Answer with nothing except the number of lines that contain the word "belong".
======== Material to process
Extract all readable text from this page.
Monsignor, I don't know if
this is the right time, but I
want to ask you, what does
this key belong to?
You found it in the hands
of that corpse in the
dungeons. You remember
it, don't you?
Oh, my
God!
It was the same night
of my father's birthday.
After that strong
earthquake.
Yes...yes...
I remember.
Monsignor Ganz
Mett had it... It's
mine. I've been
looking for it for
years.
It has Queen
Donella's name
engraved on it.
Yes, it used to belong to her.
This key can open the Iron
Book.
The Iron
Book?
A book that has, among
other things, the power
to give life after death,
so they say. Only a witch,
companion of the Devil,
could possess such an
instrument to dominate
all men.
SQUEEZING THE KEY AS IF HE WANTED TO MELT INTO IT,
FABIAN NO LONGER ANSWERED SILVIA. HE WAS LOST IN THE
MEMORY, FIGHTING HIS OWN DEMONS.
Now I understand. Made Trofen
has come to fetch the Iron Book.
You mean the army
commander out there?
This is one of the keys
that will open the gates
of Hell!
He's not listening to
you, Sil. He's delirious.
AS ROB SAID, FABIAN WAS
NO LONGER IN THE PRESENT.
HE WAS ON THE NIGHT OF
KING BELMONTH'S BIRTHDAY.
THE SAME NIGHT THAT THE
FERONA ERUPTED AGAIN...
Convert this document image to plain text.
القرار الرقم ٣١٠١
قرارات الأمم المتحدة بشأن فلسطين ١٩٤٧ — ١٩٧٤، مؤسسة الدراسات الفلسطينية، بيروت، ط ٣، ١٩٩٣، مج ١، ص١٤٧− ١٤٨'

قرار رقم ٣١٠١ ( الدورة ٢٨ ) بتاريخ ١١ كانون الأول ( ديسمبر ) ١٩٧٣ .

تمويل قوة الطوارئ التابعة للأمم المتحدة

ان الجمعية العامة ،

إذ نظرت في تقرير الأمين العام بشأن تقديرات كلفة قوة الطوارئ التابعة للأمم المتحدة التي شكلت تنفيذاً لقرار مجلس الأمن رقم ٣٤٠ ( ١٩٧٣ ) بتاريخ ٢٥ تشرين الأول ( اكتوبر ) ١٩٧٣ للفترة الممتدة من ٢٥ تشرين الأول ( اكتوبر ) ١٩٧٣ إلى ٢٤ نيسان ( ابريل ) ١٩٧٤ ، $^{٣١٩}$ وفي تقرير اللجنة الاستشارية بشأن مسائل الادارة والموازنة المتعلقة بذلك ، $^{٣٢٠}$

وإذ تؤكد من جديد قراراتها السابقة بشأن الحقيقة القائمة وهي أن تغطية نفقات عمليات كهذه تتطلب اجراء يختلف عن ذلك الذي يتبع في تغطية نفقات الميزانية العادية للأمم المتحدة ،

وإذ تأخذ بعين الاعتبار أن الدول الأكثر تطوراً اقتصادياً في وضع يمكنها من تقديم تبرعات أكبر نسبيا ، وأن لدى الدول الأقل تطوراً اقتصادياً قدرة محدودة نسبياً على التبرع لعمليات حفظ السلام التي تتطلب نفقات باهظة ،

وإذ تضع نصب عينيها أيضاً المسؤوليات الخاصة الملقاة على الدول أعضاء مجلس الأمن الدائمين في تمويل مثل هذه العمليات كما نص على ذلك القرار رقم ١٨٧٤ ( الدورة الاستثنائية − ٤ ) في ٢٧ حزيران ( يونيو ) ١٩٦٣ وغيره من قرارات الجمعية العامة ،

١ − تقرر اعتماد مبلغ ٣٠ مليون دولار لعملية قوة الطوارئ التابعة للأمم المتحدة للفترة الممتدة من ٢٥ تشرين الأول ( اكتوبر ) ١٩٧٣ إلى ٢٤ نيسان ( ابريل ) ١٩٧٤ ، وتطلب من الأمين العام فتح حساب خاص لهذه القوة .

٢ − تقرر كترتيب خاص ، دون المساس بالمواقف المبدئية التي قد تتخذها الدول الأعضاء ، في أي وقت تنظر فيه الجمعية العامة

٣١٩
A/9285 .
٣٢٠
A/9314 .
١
================
**Reply to the exercise**:
2